▶ _Directions_
Return all of the entries exactly, with nothing added or left out.

-- BEGIN Input data --

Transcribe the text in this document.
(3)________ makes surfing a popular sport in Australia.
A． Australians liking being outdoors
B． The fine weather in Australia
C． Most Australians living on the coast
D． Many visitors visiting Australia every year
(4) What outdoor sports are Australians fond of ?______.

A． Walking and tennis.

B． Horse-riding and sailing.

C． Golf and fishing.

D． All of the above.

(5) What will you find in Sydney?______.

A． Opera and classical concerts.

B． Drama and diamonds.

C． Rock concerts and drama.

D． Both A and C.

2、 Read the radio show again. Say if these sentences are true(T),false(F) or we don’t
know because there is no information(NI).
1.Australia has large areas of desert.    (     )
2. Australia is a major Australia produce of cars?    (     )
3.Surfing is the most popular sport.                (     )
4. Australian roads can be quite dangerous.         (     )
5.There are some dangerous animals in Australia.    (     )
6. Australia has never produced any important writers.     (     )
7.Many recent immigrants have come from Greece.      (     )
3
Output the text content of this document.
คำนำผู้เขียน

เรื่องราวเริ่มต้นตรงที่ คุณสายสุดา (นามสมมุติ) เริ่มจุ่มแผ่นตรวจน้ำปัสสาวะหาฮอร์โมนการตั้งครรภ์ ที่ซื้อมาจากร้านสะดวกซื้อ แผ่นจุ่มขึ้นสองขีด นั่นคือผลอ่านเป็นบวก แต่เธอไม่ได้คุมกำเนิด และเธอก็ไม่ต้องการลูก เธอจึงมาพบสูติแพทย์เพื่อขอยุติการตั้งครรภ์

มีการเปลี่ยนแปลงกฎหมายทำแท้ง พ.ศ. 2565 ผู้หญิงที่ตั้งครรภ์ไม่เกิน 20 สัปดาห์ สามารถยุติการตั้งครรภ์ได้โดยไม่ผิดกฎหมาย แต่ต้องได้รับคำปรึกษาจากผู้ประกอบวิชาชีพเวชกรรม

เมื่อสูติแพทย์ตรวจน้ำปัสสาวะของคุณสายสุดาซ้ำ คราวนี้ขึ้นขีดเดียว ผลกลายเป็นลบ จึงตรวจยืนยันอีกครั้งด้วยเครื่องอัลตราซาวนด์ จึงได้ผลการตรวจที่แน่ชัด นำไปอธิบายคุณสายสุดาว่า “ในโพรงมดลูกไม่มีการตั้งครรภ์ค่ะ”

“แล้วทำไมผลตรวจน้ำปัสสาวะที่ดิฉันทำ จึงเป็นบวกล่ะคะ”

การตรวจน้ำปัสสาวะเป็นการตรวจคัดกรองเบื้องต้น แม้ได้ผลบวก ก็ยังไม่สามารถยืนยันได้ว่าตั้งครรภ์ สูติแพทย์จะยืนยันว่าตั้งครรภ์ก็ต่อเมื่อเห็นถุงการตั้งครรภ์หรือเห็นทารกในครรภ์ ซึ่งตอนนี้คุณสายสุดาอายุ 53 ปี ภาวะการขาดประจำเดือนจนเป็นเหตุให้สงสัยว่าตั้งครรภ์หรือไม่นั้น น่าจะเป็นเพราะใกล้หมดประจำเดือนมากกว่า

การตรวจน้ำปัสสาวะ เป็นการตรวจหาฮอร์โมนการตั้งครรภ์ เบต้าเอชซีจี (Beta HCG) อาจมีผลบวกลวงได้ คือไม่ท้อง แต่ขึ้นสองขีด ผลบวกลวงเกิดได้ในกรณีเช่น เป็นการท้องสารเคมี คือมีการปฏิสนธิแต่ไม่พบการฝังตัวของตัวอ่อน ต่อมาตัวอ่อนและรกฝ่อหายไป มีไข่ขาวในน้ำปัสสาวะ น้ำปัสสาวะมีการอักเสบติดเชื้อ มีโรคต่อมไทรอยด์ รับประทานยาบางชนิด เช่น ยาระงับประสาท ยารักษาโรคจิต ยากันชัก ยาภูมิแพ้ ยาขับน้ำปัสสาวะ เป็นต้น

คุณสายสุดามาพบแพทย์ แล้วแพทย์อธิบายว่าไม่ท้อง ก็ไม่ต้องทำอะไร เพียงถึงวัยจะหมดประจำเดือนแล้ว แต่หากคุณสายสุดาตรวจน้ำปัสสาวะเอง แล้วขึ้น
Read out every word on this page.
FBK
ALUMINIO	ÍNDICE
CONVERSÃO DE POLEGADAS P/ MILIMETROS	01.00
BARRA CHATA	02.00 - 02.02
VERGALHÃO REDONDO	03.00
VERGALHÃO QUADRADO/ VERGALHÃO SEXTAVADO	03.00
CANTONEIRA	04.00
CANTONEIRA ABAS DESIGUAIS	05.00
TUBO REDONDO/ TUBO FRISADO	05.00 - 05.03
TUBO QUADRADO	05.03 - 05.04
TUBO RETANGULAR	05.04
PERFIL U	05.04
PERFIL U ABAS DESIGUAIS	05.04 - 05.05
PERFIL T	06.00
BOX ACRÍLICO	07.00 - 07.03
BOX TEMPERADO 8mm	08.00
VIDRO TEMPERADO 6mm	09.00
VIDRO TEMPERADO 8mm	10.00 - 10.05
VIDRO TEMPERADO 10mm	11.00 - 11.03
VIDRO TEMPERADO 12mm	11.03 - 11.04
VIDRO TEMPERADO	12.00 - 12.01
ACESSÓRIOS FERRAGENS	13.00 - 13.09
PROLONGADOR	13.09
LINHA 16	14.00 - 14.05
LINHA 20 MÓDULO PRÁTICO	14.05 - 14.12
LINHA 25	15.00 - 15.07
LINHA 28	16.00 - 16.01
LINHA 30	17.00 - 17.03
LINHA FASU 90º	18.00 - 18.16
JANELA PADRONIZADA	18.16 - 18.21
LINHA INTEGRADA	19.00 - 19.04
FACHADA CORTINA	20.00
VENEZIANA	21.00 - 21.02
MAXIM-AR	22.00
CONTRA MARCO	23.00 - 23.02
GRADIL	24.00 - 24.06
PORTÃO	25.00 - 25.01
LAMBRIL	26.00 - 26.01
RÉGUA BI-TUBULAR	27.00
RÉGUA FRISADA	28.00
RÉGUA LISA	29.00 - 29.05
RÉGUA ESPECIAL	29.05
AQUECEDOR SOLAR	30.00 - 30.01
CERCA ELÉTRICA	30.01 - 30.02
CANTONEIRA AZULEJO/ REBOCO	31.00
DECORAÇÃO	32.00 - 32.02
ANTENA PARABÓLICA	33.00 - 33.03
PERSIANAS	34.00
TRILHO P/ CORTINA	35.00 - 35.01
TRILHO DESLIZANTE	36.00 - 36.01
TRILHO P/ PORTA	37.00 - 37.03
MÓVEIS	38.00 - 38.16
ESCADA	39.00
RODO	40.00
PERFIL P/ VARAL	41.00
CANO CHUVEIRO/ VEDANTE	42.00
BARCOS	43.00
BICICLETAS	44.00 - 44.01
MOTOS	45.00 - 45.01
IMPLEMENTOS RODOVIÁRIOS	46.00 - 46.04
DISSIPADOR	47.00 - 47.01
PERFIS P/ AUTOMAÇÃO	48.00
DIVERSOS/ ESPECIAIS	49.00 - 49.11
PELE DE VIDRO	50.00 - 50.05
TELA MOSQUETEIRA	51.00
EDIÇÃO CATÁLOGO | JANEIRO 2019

-- END Input data --

▶ _Solution for this exercise_
Transcribe the text in this document.
(3)________ makes surfing a popular sport in Australia.
A． Australians liking being outdoors
B． The fine weather in Australia
C． Most Australians living on the coast
D． Many visitors visiting Australia every year
(4) What outdoor sports are Australians fond of ?______.

A． Walking and tennis.

B． Horse-riding and sailing.

C． Golf and fishing.

D． All of the above.

(5) What will you find in Sydney?______.

A． Opera and classical concerts.

B． Drama and diamonds.

C． Rock concerts and drama.

D． Both A and C.

2、 Read the radio show again. Say if these sentences are true(T),false(F) or we don’t
know because there is no information(NI).
1.Australia has large areas of desert.    (     )
2. Australia is a major Australia produce of cars?    (     )
3.Surfing is the most popular sport.                (     )
4. Australian roads can be quite dangerous.         (     )
5.There are some dangerous animals in Australia.    (     )
6. Australia has never produced any important writers.     (     )
7.Many recent immigrants have come from Greece.      (     )
3
Output the text content of this document.
คำนำผู้เขียน

เรื่องราวเริ่มต้นตรงที่ คุณสายสุดา (นามสมมุติ) เริ่มจุ่มแผ่นตรวจน้ำปัสสาวะหาฮอร์โมนการตั้งครรภ์ ที่ซื้อมาจากร้านสะดวกซื้อ แผ่นจุ่มขึ้นสองขีด นั่นคือผลอ่านเป็นบวก แต่เธอไม่ได้คุมกำเนิด และเธอก็ไม่ต้องการลูก เธอจึงมาพบสูติแพทย์เพื่อขอยุติการตั้งครรภ์

มีการเปลี่ยนแปลงกฎหมายทำแท้ง พ.ศ. 2565 ผู้หญิงที่ตั้งครรภ์ไม่เกิน 20 สัปดาห์ สามารถยุติการตั้งครรภ์ได้โดยไม่ผิดกฎหมาย แต่ต้องได้รับคำปรึกษาจากผู้ประกอบวิชาชีพเวชกรรม

เมื่อสูติแพทย์ตรวจน้ำปัสสาวะของคุณสายสุดาซ้ำ คราวนี้ขึ้นขีดเดียว ผลกลายเป็นลบ จึงตรวจยืนยันอีกครั้งด้วยเครื่องอัลตราซาวนด์ จึงได้ผลการตรวจที่แน่ชัด นำไปอธิบายคุณสายสุดาว่า “ในโพรงมดลูกไม่มีการตั้งครรภ์ค่ะ”

“แล้วทำไมผลตรวจน้ำปัสสาวะที่ดิฉันทำ จึงเป็นบวกล่ะคะ”

การตรวจน้ำปัสสาวะเป็นการตรวจคัดกรองเบื้องต้น แม้ได้ผลบวก ก็ยังไม่สามารถยืนยันได้ว่าตั้งครรภ์ สูติแพทย์จะยืนยันว่าตั้งครรภ์ก็ต่อเมื่อเห็นถุงการตั้งครรภ์หรือเห็นทารกในครรภ์ ซึ่งตอนนี้คุณสายสุดาอายุ 53 ปี ภาวะการขาดประจำเดือนจนเป็นเหตุให้สงสัยว่าตั้งครรภ์หรือไม่นั้น น่าจะเป็นเพราะใกล้หมดประจำเดือนมากกว่า

การตรวจน้ำปัสสาวะ เป็นการตรวจหาฮอร์โมนการตั้งครรภ์ เบต้าเอชซีจี (Beta HCG) อาจมีผลบวกลวงได้ คือไม่ท้อง แต่ขึ้นสองขีด ผลบวกลวงเกิดได้ในกรณีเช่น เป็นการท้องสารเคมี คือมีการปฏิสนธิแต่ไม่พบการฝังตัวของตัวอ่อน ต่อมาตัวอ่อนและรกฝ่อหายไป มีไข่ขาวในน้ำปัสสาวะ น้ำปัสสาวะมีการอักเสบติดเชื้อ มีโรคต่อมไทรอยด์ รับประทานยาบางชนิด เช่น ยาระงับประสาท ยารักษาโรคจิต ยากันชัก ยาภูมิแพ้ ยาขับน้ำปัสสาวะ เป็นต้น

คุณสายสุดามาพบแพทย์ แล้วแพทย์อธิบายว่าไม่ท้อง ก็ไม่ต้องทำอะไร เพียงถึงวัยจะหมดประจำเดือนแล้ว แต่หากคุณสายสุดาตรวจน้ำปัสสาวะเอง แล้วขึ้น
Read out every word on this page.
FBK
ALUMINIO	ÍNDICE
CONVERSÃO DE POLEGADAS P/ MILIMETROS	01.00
BARRA CHATA	02.00 - 02.02
VERGALHÃO REDONDO	03.00
VERGALHÃO QUADRADO/ VERGALHÃO SEXTAVADO	03.00
CANTONEIRA	04.00
CANTONEIRA ABAS DESIGUAIS	05.00
TUBO REDONDO/ TUBO FRISADO	05.00 - 05.03
TUBO QUADRADO	05.03 - 05.04
TUBO RETANGULAR	05.04
PERFIL U	05.04
PERFIL U ABAS DESIGUAIS	05.04 - 05.05
PERFIL T	06.00
BOX ACRÍLICO	07.00 - 07.03
BOX TEMPERADO 8mm	08.00
VIDRO TEMPERADO 6mm	09.00
VIDRO TEMPERADO 8mm	10.00 - 10.05
VIDRO TEMPERADO 10mm	11.00 - 11.03
VIDRO TEMPERADO 12mm	11.03 - 11.04
VIDRO TEMPERADO	12.00 - 12.01
ACESSÓRIOS FERRAGENS	13.00 - 13.09
PROLONGADOR	13.09
LINHA 16	14.00 - 14.05
LINHA 20 MÓDULO PRÁTICO	14.05 - 14.12
LINHA 25	15.00 - 15.07
LINHA 28	16.00 - 16.01
LINHA 30	17.00 - 17.03
LINHA FASU 90º	18.00 - 18.16
JANELA PADRONIZADA	18.16 - 18.21
LINHA INTEGRADA	19.00 - 19.04
FACHADA CORTINA	20.00
VENEZIANA	21.00 - 21.02
MAXIM-AR	22.00
CONTRA MARCO	23.00 - 23.02
GRADIL	24.00 - 24.06
PORTÃO	25.00 - 25.01
LAMBRIL	26.00 - 26.01
RÉGUA BI-TUBULAR	27.00
RÉGUA FRISADA	28.00
RÉGUA LISA	29.00 - 29.05
RÉGUA ESPECIAL	29.05
AQUECEDOR SOLAR	30.00 - 30.01
CERCA ELÉTRICA	30.01 - 30.02
CANTONEIRA AZULEJO/ REBOCO	31.00
DECORAÇÃO	32.00 - 32.02
ANTENA PARABÓLICA	33.00 - 33.03
PERSIANAS	34.00
TRILHO P/ CORTINA	35.00 - 35.01
TRILHO DESLIZANTE	36.00 - 36.01
TRILHO P/ PORTA	37.00 - 37.03
MÓVEIS	38.00 - 38.16
ESCADA	39.00
RODO	40.00
PERFIL P/ VARAL	41.00
CANO CHUVEIRO/ VEDANTE	42.00
BARCOS	43.00
BICICLETAS	44.00 - 44.01
MOTOS	45.00 - 45.01
IMPLEMENTOS RODOVIÁRIOS	46.00 - 46.04
DISSIPADOR	47.00 - 47.01
PERFIS P/ AUTOMAÇÃO	48.00
DIVERSOS/ ESPECIAIS	49.00 - 49.11
PELE DE VIDRO	50.00 - 50.05
TELA MOSQUETEIRA	51.00
EDIÇÃO CATÁLOGO | JANEIRO 2019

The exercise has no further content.